[Dataset items]
──────
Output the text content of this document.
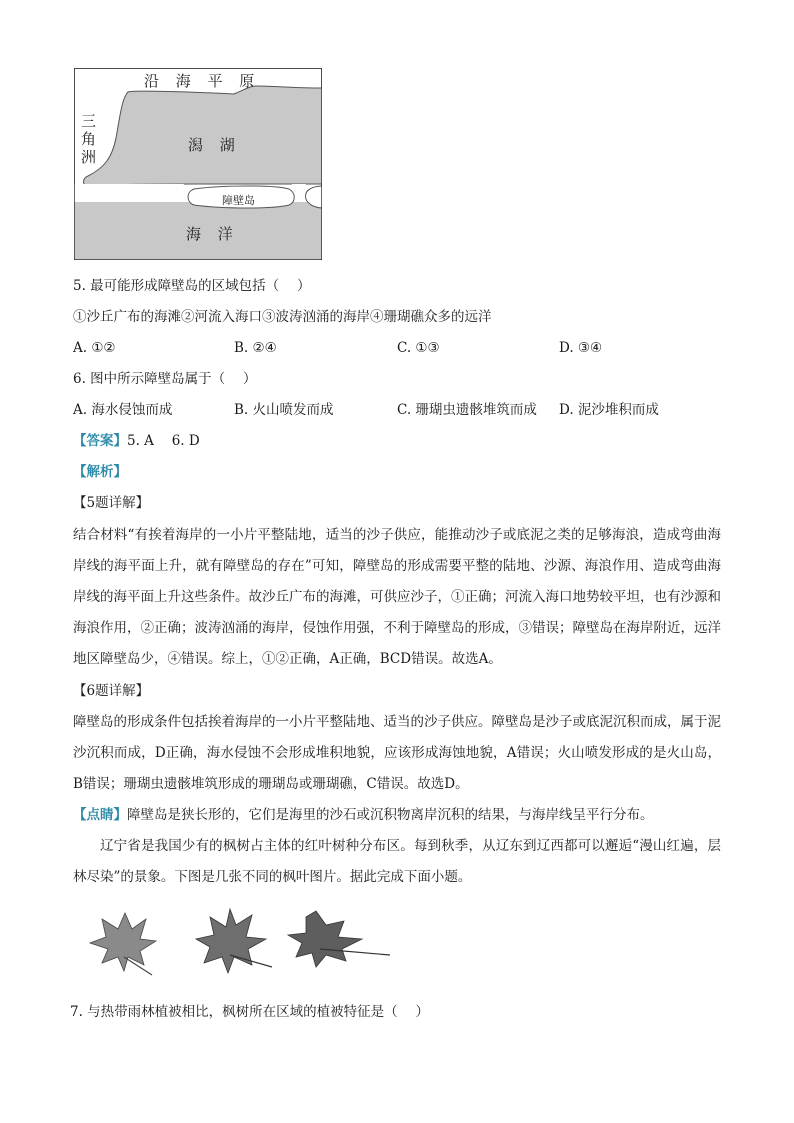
沿 海 平 原
三
角
洲
潟 湖
障壁岛
海 洋
5. 最可能形成障壁岛的区域包括（　 ）
①沙丘广布的海滩②河流入海口③波涛汹涌的海岸④珊瑚礁众多的远洋
A. ①②	B. ②④	C. ①③	D. ③④
6. 图中所示障壁岛属于（　 ）
A. 海水侵蚀而成	B. 火山喷发而成	C. 珊瑚虫遗骸堆筑而成 D. 泥沙堆积而成
【答案】5. A　 6. D
【解析】
【5题详解】
结合材料“有挨着海岸的一小片平整陆地，适当的沙子供应，能推动沙子或底泥之类的足够海浪，造成弯曲海岸线的海平面上升，就有障壁岛的存在”可知，障壁岛的形成需要平整的陆地、沙源、海浪作用、造成弯曲海岸线的海平面上升这些条件。故沙丘广布的海滩，可供应沙子，①正确；河流入海口地势较平坦，也有沙源和海浪作用，②正确；波涛汹涌的海岸，侵蚀作用强，不利于障壁岛的形成，③错误；障壁岛在海岸附近，远洋地区障壁岛少，④错误。综上，①②正确，A正确，BCD错误。故选A。
【6题详解】
障壁岛的形成条件包括挨着海岸的一小片平整陆地、适当的沙子供应。障壁岛是沙子或底泥沉积而成，属于泥沙沉积而成，D正确，海水侵蚀不会形成堆积地貌，应该形成海蚀地貌，A错误；火山喷发形成的是火山岛，B错误；珊瑚虫遗骸堆筑形成的珊瑚岛或珊瑚礁，C错误。故选D。
【点睛】障壁岛是狭长形的，它们是海里的沙石或沉积物离岸沉积的结果，与海岸线呈平行分布。
辽宁省是我国少有的枫树占主体的红叶树种分布区。每到秋季，从辽东到辽西都可以邂逅“漫山红遍，层林尽染”的景象。下图是几张不同的枫叶图片。据此完成下面小题。
7. 与热带雨林植被相比，枫树所在区域的植被特征是（　 ）
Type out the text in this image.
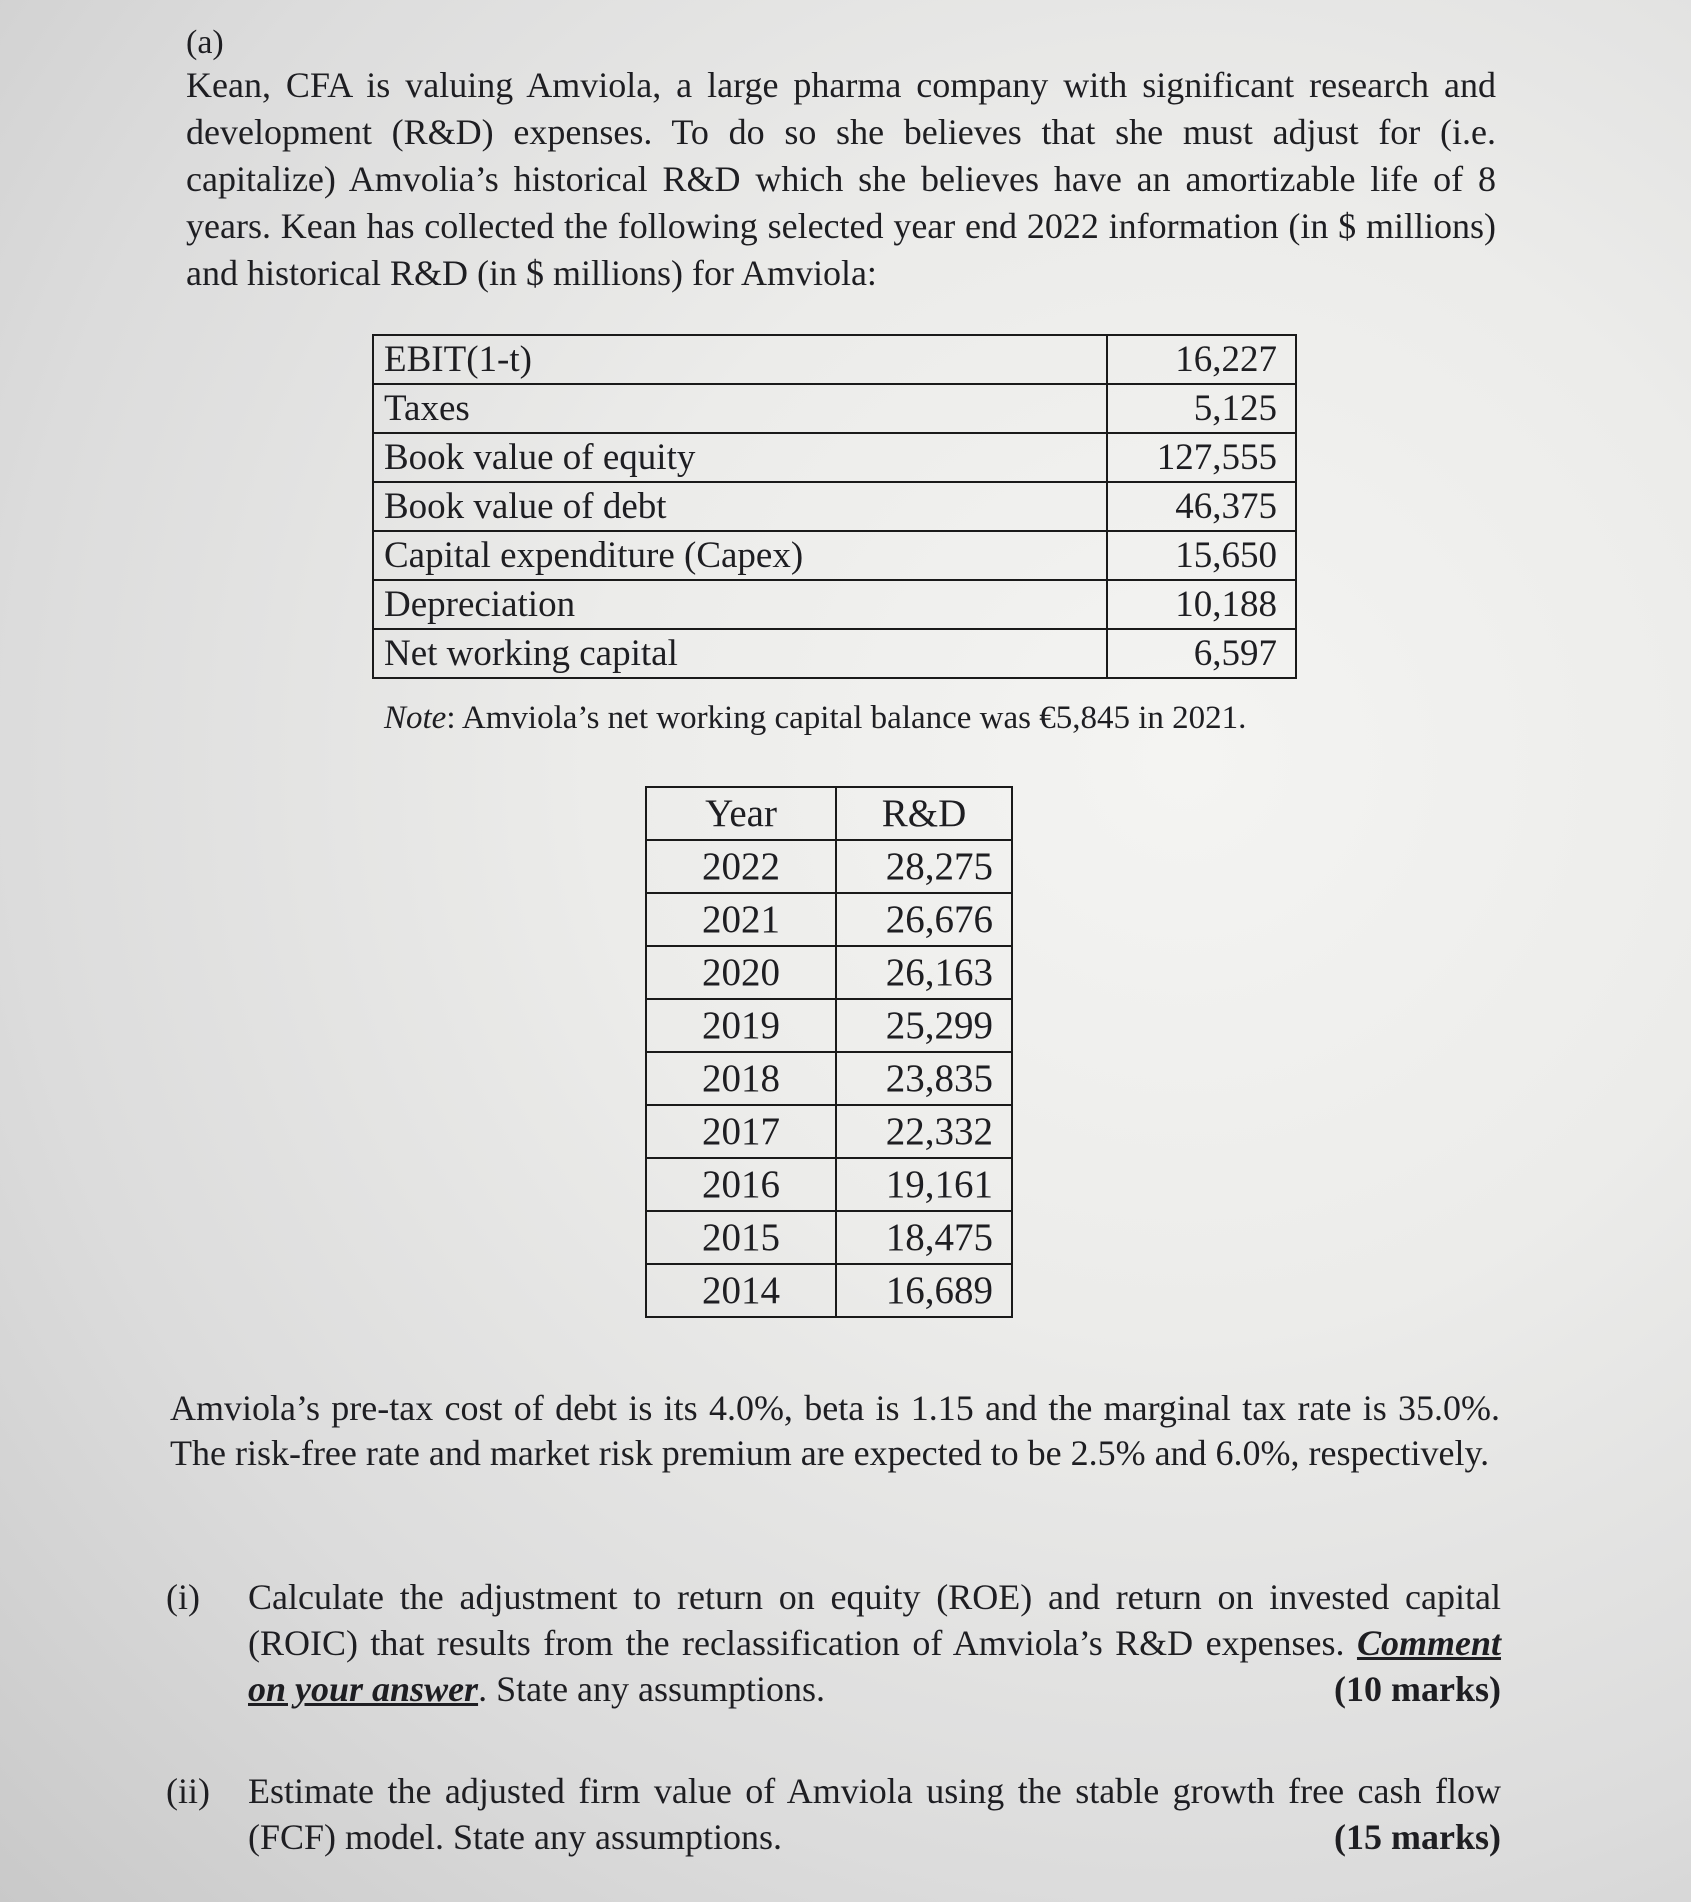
(a)
Kean, CFA is valuing Amviola, a large pharma company with significant research and development (R&D) expenses. To do so she believes that she must adjust for (i.e. capitalize) Amvolia’s historical R&D which she believes have an amortizable life of 8 years. Kean has collected the following selected year end 2022 information (in $ millions) and historical R&D (in $ millions) for Amviola:
EBIT(1-t)	16,227
Taxes	5,125
Book value of equity	127,555
Book value of debt	46,375
Capital expenditure (Capex)	15,650
Depreciation	10,188
Net working capital	6,597
Note: Amviola’s net working capital balance was €5,845 in 2021.
Year	R&D
2022	28,275
2021	26,676
2020	26,163
2019	25,299
2018	23,835
2017	22,332
2016	19,161
2015	18,475
2014	16,689
Amviola’s pre-tax cost of debt is its 4.0%, beta is 1.15 and the marginal tax rate is 35.0%. The risk-free rate and market risk premium are expected to be 2.5% and 6.0%, respectively.
(i) Calculate the adjustment to return on equity (ROE) and return on invested capital (ROIC) that results from the reclassification of Amviola’s R&D expenses. Comment on your answer. State any assumptions.	(10 marks)
(ii) Estimate the adjusted firm value of Amviola using the stable growth free cash flow (FCF) model. State any assumptions.	(15 marks)
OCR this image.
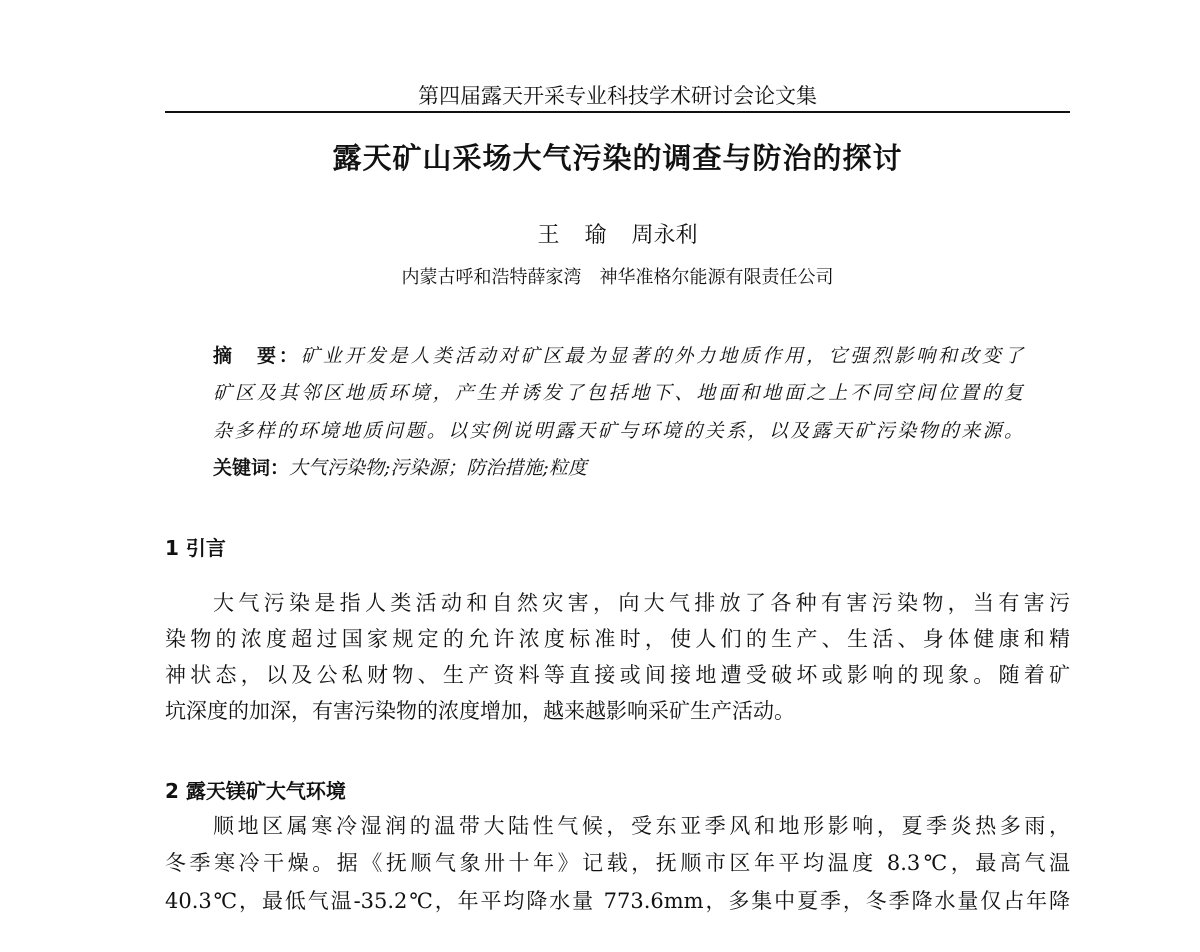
第四届露天开采专业科技学术研讨会论文集
露天矿山采场大气污染的调查与防治的探讨
王 瑜 周永利
内蒙古呼和浩特薛家湾　神华准格尔能源有限责任公司
摘　要：矿业开发是人类活动对矿区最为显著的外力地质作用，它强烈影响和改变了
矿区及其邻区地质环境，产生并诱发了包括地下、地面和地面之上不同空间位置的复
杂多样的环境地质问题。以实例说明露天矿与环境的关系，以及露天矿污染物的来源。
关键词：大气污染物;污染源；防治措施;粒度
1 引言
大气污染是指人类活动和自然灾害，向大气排放了各种有害污染物，当有害污
染物的浓度超过国家规定的允许浓度标准时，使人们的生产、生活、身体健康和精
神状态，以及公私财物、生产资料等直接或间接地遭受破坏或影响的现象。随着矿
坑深度的加深，有害污染物的浓度增加，越来越影响采矿生产活动。
2 露天镁矿大气环境
顺地区属寒冷湿润的温带大陆性气候，受东亚季风和地形影响，夏季炎热多雨，
冬季寒冷干燥。据《抚顺气象卅十年》记载，抚顺市区年平均温度 8.3℃，最高气温
40.3℃，最低气温-35.2℃，年平均降水量 773.6mm，多集中夏季，冬季降水量仅占年降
──────
[GIVEN REQUEST] Repeat the records above verbatim, with no pictures in the result.

[EXPECTED ANSWER]
Output the text content of this document.
沿 海 平 原
三
角
洲
潟 湖
障壁岛
海 洋
5. 最可能形成障壁岛的区域包括（　 ）
①沙丘广布的海滩②河流入海口③波涛汹涌的海岸④珊瑚礁众多的远洋
A. ①②	B. ②④	C. ①③	D. ③④
6. 图中所示障壁岛属于（　 ）
A. 海水侵蚀而成	B. 火山喷发而成	C. 珊瑚虫遗骸堆筑而成 D. 泥沙堆积而成
【答案】5. A　 6. D
【解析】
【5题详解】
结合材料“有挨着海岸的一小片平整陆地，适当的沙子供应，能推动沙子或底泥之类的足够海浪，造成弯曲海岸线的海平面上升，就有障壁岛的存在”可知，障壁岛的形成需要平整的陆地、沙源、海浪作用、造成弯曲海岸线的海平面上升这些条件。故沙丘广布的海滩，可供应沙子，①正确；河流入海口地势较平坦，也有沙源和海浪作用，②正确；波涛汹涌的海岸，侵蚀作用强，不利于障壁岛的形成，③错误；障壁岛在海岸附近，远洋地区障壁岛少，④错误。综上，①②正确，A正确，BCD错误。故选A。
【6题详解】
障壁岛的形成条件包括挨着海岸的一小片平整陆地、适当的沙子供应。障壁岛是沙子或底泥沉积而成，属于泥沙沉积而成，D正确，海水侵蚀不会形成堆积地貌，应该形成海蚀地貌，A错误；火山喷发形成的是火山岛，B错误；珊瑚虫遗骸堆筑形成的珊瑚岛或珊瑚礁，C错误。故选D。
【点睛】障壁岛是狭长形的，它们是海里的沙石或沉积物离岸沉积的结果，与海岸线呈平行分布。
辽宁省是我国少有的枫树占主体的红叶树种分布区。每到秋季，从辽东到辽西都可以邂逅“漫山红遍，层林尽染”的景象。下图是几张不同的枫叶图片。据此完成下面小题。
7. 与热带雨林植被相比，枫树所在区域的植被特征是（　 ）
Type out the text in this image.
(a)
Kean, CFA is valuing Amviola, a large pharma company with significant research and development (R&D) expenses. To do so she believes that she must adjust for (i.e. capitalize) Amvolia’s historical R&D which she believes have an amortizable life of 8 years. Kean has collected the following selected year end 2022 information (in $ millions) and historical R&D (in $ millions) for Amviola:
EBIT(1-t)	16,227
Taxes	5,125
Book value of equity	127,555
Book value of debt	46,375
Capital expenditure (Capex)	15,650
Depreciation	10,188
Net working capital	6,597
Note: Amviola’s net working capital balance was €5,845 in 2021.
Year	R&D
2022	28,275
2021	26,676
2020	26,163
2019	25,299
2018	23,835
2017	22,332
2016	19,161
2015	18,475
2014	16,689
Amviola’s pre-tax cost of debt is its 4.0%, beta is 1.15 and the marginal tax rate is 35.0%. The risk-free rate and market risk premium are expected to be 2.5% and 6.0%, respectively.
(i) Calculate the adjustment to return on equity (ROE) and return on invested capital (ROIC) that results from the reclassification of Amviola’s R&D expenses. Comment on your answer. State any assumptions.	(10 marks)
(ii) Estimate the adjusted firm value of Amviola using the stable growth free cash flow (FCF) model. State any assumptions.	(15 marks)
OCR this image.
第四届露天开采专业科技学术研讨会论文集
露天矿山采场大气污染的调查与防治的探讨
王 瑜 周永利
内蒙古呼和浩特薛家湾　神华准格尔能源有限责任公司
摘　要：矿业开发是人类活动对矿区最为显著的外力地质作用，它强烈影响和改变了
矿区及其邻区地质环境，产生并诱发了包括地下、地面和地面之上不同空间位置的复
杂多样的环境地质问题。以实例说明露天矿与环境的关系，以及露天矿污染物的来源。
关键词：大气污染物;污染源；防治措施;粒度
1 引言
大气污染是指人类活动和自然灾害，向大气排放了各种有害污染物，当有害污
染物的浓度超过国家规定的允许浓度标准时，使人们的生产、生活、身体健康和精
神状态，以及公私财物、生产资料等直接或间接地遭受破坏或影响的现象。随着矿
坑深度的加深，有害污染物的浓度增加，越来越影响采矿生产活动。
2 露天镁矿大气环境
顺地区属寒冷湿润的温带大陆性气候，受东亚季风和地形影响，夏季炎热多雨，
冬季寒冷干燥。据《抚顺气象卅十年》记载，抚顺市区年平均温度 8.3℃，最高气温
40.3℃，最低气温-35.2℃，年平均降水量 773.6mm，多集中夏季，冬季降水量仅占年降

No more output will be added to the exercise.